Aim of the exercise
Every line that contains the word "Estimator" should be copied out.

[Rows from a figure dataset]
(begin)

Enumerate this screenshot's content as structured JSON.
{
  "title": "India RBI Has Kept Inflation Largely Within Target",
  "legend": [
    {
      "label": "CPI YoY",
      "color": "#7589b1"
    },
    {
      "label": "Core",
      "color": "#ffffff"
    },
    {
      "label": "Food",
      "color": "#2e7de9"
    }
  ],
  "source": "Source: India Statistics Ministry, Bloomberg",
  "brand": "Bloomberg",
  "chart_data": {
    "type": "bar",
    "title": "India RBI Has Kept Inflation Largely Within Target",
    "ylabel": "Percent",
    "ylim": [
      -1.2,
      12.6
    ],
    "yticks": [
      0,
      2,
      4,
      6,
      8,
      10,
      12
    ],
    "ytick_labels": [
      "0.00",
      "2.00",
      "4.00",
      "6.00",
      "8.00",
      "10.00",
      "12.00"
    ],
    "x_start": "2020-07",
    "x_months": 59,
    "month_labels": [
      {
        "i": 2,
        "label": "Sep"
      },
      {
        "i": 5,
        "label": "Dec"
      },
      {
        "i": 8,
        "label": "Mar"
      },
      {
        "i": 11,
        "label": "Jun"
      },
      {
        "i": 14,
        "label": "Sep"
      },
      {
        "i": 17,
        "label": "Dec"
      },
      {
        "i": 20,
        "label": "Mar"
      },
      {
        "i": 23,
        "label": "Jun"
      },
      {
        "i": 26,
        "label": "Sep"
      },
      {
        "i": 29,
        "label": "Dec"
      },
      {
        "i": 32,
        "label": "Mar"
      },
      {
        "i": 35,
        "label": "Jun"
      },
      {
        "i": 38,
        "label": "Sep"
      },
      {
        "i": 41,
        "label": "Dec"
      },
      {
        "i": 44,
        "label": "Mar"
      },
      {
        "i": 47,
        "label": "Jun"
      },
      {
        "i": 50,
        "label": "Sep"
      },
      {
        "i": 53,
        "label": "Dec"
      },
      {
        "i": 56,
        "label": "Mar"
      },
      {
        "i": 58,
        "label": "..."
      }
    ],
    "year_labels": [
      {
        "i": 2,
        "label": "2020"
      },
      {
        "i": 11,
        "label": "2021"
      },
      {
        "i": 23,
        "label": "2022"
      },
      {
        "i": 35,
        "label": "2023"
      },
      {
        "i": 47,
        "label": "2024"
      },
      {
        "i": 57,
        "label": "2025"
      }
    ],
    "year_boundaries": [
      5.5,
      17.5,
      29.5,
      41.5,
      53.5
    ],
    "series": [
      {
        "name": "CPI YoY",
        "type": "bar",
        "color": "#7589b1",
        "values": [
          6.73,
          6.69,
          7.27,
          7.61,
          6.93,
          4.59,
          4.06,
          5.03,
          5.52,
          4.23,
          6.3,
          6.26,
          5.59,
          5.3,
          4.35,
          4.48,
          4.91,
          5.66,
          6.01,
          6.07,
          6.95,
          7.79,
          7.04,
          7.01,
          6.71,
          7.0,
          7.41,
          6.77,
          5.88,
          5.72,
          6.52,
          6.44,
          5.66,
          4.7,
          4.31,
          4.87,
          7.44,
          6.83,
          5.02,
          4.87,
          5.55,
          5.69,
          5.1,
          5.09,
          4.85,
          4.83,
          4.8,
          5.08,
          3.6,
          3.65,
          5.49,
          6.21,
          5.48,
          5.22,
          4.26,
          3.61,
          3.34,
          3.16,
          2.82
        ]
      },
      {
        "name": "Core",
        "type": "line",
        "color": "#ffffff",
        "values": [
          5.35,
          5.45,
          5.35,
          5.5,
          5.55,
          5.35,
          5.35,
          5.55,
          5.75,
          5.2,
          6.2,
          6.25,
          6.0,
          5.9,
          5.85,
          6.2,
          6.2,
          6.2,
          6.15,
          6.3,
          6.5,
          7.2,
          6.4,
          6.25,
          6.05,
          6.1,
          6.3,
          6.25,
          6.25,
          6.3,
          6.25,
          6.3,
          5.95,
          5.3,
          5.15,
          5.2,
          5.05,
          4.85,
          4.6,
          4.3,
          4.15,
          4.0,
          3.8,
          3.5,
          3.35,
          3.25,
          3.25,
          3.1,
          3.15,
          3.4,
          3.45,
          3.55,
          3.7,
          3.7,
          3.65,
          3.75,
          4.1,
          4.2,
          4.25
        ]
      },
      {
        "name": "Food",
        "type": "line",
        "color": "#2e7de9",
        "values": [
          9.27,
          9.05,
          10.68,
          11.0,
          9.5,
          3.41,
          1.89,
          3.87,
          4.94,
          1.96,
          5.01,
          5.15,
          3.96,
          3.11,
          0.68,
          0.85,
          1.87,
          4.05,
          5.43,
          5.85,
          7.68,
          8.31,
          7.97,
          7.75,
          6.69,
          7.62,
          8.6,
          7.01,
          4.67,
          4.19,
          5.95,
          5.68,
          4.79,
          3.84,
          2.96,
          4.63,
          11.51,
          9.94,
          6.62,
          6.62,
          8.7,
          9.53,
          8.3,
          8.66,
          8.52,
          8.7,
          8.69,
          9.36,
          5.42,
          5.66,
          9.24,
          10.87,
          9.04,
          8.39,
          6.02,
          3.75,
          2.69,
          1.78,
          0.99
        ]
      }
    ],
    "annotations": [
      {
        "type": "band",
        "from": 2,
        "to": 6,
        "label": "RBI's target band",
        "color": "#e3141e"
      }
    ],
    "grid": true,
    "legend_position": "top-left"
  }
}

(end)
(begin)

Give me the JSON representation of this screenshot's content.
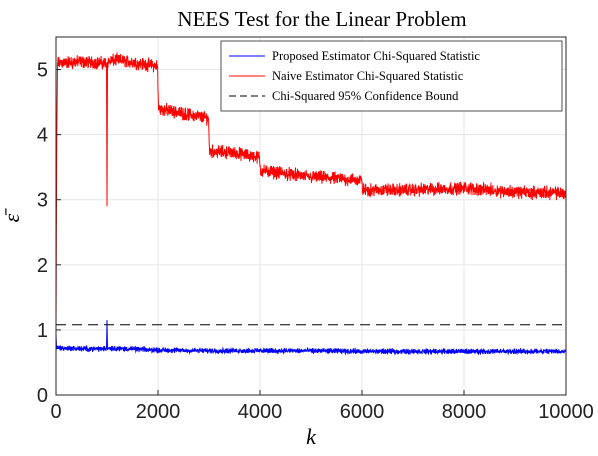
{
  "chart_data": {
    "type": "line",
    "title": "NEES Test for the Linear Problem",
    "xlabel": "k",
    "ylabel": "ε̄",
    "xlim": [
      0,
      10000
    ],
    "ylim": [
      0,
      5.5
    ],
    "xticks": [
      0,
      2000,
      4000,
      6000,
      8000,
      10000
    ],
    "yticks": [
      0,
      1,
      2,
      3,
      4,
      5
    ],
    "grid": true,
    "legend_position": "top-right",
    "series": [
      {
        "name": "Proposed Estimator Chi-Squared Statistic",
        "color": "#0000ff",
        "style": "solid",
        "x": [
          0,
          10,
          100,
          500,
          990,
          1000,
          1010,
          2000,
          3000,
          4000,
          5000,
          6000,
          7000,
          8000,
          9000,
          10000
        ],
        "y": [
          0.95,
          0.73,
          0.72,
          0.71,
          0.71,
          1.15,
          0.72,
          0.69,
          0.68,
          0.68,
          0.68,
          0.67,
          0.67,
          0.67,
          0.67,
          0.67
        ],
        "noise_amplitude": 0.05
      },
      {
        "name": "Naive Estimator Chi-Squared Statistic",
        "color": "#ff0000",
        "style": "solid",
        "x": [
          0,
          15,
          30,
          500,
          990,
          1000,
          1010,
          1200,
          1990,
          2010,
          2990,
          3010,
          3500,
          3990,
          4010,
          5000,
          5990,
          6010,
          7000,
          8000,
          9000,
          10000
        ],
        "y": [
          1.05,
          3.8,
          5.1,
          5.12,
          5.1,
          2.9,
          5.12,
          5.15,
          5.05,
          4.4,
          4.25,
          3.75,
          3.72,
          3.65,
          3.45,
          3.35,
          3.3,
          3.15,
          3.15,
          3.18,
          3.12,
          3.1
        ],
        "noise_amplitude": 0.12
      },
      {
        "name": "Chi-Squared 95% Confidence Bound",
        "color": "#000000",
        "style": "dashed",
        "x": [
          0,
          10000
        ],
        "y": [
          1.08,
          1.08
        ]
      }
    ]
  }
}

(end)

Exercise solution
        "name": "Proposed Estimator Chi-Squared Statistic",
        "name": "Naive Estimator Chi-Squared Statistic",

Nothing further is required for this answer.